Copy each line of the data below with the word "xlabel".
* begin The records *
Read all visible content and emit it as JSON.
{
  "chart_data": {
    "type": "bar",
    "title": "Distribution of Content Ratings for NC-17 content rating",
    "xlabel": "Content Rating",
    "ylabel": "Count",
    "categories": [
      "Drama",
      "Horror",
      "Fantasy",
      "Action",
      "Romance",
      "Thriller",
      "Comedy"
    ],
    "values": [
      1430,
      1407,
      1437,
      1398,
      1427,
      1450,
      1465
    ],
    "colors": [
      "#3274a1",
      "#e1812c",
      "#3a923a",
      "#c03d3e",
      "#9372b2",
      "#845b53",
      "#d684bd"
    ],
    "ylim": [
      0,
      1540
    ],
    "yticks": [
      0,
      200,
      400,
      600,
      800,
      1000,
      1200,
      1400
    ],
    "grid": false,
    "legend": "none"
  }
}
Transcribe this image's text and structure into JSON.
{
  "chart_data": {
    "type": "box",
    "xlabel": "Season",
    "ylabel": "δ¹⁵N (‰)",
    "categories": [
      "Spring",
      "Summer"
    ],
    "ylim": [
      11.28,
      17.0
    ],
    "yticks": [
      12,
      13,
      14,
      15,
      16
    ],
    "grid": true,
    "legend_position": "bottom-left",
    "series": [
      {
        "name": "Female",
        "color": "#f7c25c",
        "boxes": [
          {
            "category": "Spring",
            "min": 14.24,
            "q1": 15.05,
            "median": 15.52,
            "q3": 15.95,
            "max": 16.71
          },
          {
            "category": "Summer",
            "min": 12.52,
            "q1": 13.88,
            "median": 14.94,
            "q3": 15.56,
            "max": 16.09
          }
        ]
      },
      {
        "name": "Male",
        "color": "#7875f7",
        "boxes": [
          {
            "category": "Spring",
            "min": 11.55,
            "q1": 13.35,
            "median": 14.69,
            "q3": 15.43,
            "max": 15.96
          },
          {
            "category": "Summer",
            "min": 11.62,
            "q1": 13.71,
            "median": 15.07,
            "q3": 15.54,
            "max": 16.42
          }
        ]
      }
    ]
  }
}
* end The records *
**Completed exercise:**
    "xlabel": "Content Rating",
    "xlabel": "Season",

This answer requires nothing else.